Entries from a dataset »
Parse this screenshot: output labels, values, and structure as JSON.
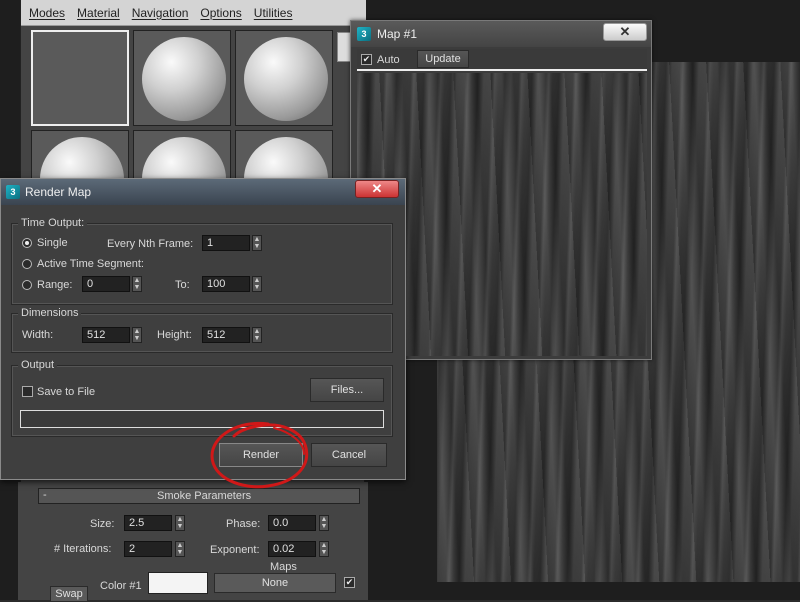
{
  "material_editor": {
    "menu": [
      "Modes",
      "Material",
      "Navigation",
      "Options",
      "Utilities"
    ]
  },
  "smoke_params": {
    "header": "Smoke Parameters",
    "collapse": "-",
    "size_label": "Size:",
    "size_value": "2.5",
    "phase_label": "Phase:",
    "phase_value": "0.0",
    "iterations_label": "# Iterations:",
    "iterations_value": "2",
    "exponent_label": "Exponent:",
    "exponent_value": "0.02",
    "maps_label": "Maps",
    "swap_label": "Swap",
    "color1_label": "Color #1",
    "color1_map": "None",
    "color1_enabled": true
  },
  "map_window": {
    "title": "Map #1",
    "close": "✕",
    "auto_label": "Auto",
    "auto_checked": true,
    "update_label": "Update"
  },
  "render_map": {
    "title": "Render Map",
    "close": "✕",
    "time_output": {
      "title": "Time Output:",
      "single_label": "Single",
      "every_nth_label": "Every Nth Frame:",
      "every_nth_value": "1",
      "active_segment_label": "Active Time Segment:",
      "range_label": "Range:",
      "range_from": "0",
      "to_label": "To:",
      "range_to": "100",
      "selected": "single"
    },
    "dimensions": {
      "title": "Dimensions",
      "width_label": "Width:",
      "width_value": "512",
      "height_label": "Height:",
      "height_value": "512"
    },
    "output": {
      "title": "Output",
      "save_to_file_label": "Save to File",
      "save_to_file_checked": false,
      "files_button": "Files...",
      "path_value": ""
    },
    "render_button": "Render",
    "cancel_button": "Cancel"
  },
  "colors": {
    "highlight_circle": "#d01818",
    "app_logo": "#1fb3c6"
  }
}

THE REQUEST » Output each line exactly; omit every picture.

TASK OUTPUT »
Parse this screenshot: output labels, values, and structure as JSON.
{
  "material_editor": {
    "menu": [
      "Modes",
      "Material",
      "Navigation",
      "Options",
      "Utilities"
    ]
  },
  "smoke_params": {
    "header": "Smoke Parameters",
    "collapse": "-",
    "size_label": "Size:",
    "size_value": "2.5",
    "phase_label": "Phase:",
    "phase_value": "0.0",
    "iterations_label": "# Iterations:",
    "iterations_value": "2",
    "exponent_label": "Exponent:",
    "exponent_value": "0.02",
    "maps_label": "Maps",
    "swap_label": "Swap",
    "color1_label": "Color #1",
    "color1_map": "None",
    "color1_enabled": true
  },
  "map_window": {
    "title": "Map #1",
    "close": "✕",
    "auto_label": "Auto",
    "auto_checked": true,
    "update_label": "Update"
  },
  "render_map": {
    "title": "Render Map",
    "close": "✕",
    "time_output": {
      "title": "Time Output:",
      "single_label": "Single",
      "every_nth_label": "Every Nth Frame:",
      "every_nth_value": "1",
      "active_segment_label": "Active Time Segment:",
      "range_label": "Range:",
      "range_from": "0",
      "to_label": "To:",
      "range_to": "100",
      "selected": "single"
    },
    "dimensions": {
      "title": "Dimensions",
      "width_label": "Width:",
      "width_value": "512",
      "height_label": "Height:",
      "height_value": "512"
    },
    "output": {
      "title": "Output",
      "save_to_file_label": "Save to File",
      "save_to_file_checked": false,
      "files_button": "Files...",
      "path_value": ""
    },
    "render_button": "Render",
    "cancel_button": "Cancel"
  },
  "colors": {
    "highlight_circle": "#d01818",
    "app_logo": "#1fb3c6"
  }
}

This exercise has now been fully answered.